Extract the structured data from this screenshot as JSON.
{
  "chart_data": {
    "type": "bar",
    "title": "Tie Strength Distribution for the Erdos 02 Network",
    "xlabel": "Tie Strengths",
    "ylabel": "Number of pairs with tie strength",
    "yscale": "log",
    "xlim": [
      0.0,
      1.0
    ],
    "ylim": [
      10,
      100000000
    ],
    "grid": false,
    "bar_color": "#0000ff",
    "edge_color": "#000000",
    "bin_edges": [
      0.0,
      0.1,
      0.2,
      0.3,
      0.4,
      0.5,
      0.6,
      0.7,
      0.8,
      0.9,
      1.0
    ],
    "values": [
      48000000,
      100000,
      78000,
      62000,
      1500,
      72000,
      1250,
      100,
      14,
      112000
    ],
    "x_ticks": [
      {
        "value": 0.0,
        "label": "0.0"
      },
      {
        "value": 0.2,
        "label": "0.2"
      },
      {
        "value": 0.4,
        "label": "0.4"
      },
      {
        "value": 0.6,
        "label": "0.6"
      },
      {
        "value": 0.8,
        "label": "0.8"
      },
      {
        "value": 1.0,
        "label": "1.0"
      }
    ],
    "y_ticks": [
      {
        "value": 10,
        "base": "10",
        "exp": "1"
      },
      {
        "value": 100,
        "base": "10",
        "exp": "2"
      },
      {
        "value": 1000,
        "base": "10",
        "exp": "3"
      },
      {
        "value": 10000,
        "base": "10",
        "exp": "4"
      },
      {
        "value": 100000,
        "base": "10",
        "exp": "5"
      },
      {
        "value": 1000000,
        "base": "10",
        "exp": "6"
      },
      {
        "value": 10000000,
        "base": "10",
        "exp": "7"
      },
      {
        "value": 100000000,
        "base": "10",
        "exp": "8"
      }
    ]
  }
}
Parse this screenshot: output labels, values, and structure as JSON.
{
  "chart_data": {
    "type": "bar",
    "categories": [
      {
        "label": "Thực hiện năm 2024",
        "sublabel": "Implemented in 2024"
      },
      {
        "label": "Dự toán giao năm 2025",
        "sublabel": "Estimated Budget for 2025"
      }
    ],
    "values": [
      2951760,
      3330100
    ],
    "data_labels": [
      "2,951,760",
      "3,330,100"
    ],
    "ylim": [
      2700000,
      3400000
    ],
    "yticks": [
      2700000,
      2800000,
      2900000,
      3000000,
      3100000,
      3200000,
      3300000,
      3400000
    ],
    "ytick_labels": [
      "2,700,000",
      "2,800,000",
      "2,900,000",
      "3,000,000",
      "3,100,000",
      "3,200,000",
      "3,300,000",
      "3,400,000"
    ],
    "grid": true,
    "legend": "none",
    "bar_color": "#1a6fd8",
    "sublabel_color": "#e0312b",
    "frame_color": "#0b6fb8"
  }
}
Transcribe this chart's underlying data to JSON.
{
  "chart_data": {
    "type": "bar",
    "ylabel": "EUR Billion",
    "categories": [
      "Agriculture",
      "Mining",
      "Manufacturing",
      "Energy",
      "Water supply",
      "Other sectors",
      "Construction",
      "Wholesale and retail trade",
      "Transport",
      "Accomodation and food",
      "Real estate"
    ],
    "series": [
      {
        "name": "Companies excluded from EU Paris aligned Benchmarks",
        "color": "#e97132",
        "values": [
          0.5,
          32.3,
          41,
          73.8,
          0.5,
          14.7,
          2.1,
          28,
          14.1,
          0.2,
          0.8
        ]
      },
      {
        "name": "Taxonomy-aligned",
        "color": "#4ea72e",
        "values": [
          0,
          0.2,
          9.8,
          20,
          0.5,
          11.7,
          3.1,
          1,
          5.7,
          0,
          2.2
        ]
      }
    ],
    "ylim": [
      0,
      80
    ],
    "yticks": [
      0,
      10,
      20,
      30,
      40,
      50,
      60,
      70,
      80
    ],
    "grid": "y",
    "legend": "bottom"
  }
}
═══
WHAT IS ASKED ▸ Repeat each entry word for word.

SOLUTION TO THIS TASK ▸
Extract the structured data from this screenshot as JSON.
{
  "chart_data": {
    "type": "bar",
    "title": "Tie Strength Distribution for the Erdos 02 Network",
    "xlabel": "Tie Strengths",
    "ylabel": "Number of pairs with tie strength",
    "yscale": "log",
    "xlim": [
      0.0,
      1.0
    ],
    "ylim": [
      10,
      100000000
    ],
    "grid": false,
    "bar_color": "#0000ff",
    "edge_color": "#000000",
    "bin_edges": [
      0.0,
      0.1,
      0.2,
      0.3,
      0.4,
      0.5,
      0.6,
      0.7,
      0.8,
      0.9,
      1.0
    ],
    "values": [
      48000000,
      100000,
      78000,
      62000,
      1500,
      72000,
      1250,
      100,
      14,
      112000
    ],
    "x_ticks": [
      {
        "value": 0.0,
        "label": "0.0"
      },
      {
        "value": 0.2,
        "label": "0.2"
      },
      {
        "value": 0.4,
        "label": "0.4"
      },
      {
        "value": 0.6,
        "label": "0.6"
      },
      {
        "value": 0.8,
        "label": "0.8"
      },
      {
        "value": 1.0,
        "label": "1.0"
      }
    ],
    "y_ticks": [
      {
        "value": 10,
        "base": "10",
        "exp": "1"
      },
      {
        "value": 100,
        "base": "10",
        "exp": "2"
      },
      {
        "value": 1000,
        "base": "10",
        "exp": "3"
      },
      {
        "value": 10000,
        "base": "10",
        "exp": "4"
      },
      {
        "value": 100000,
        "base": "10",
        "exp": "5"
      },
      {
        "value": 1000000,
        "base": "10",
        "exp": "6"
      },
      {
        "value": 10000000,
        "base": "10",
        "exp": "7"
      },
      {
        "value": 100000000,
        "base": "10",
        "exp": "8"
      }
    ]
  }
}
Parse this screenshot: output labels, values, and structure as JSON.
{
  "chart_data": {
    "type": "bar",
    "categories": [
      {
        "label": "Thực hiện năm 2024",
        "sublabel": "Implemented in 2024"
      },
      {
        "label": "Dự toán giao năm 2025",
        "sublabel": "Estimated Budget for 2025"
      }
    ],
    "values": [
      2951760,
      3330100
    ],
    "data_labels": [
      "2,951,760",
      "3,330,100"
    ],
    "ylim": [
      2700000,
      3400000
    ],
    "yticks": [
      2700000,
      2800000,
      2900000,
      3000000,
      3100000,
      3200000,
      3300000,
      3400000
    ],
    "ytick_labels": [
      "2,700,000",
      "2,800,000",
      "2,900,000",
      "3,000,000",
      "3,100,000",
      "3,200,000",
      "3,300,000",
      "3,400,000"
    ],
    "grid": true,
    "legend": "none",
    "bar_color": "#1a6fd8",
    "sublabel_color": "#e0312b",
    "frame_color": "#0b6fb8"
  }
}
Transcribe this chart's underlying data to JSON.
{
  "chart_data": {
    "type": "bar",
    "ylabel": "EUR Billion",
    "categories": [
      "Agriculture",
      "Mining",
      "Manufacturing",
      "Energy",
      "Water supply",
      "Other sectors",
      "Construction",
      "Wholesale and retail trade",
      "Transport",
      "Accomodation and food",
      "Real estate"
    ],
    "series": [
      {
        "name": "Companies excluded from EU Paris aligned Benchmarks",
        "color": "#e97132",
        "values": [
          0.5,
          32.3,
          41,
          73.8,
          0.5,
          14.7,
          2.1,
          28,
          14.1,
          0.2,
          0.8
        ]
      },
      {
        "name": "Taxonomy-aligned",
        "color": "#4ea72e",
        "values": [
          0,
          0.2,
          9.8,
          20,
          0.5,
          11.7,
          3.1,
          1,
          5.7,
          0,
          2.2
        ]
      }
    ],
    "ylim": [
      0,
      80
    ],
    "yticks": [
      0,
      10,
      20,
      30,
      40,
      50,
      60,
      70,
      80
    ],
    "grid": "y",
    "legend": "bottom"
  }
}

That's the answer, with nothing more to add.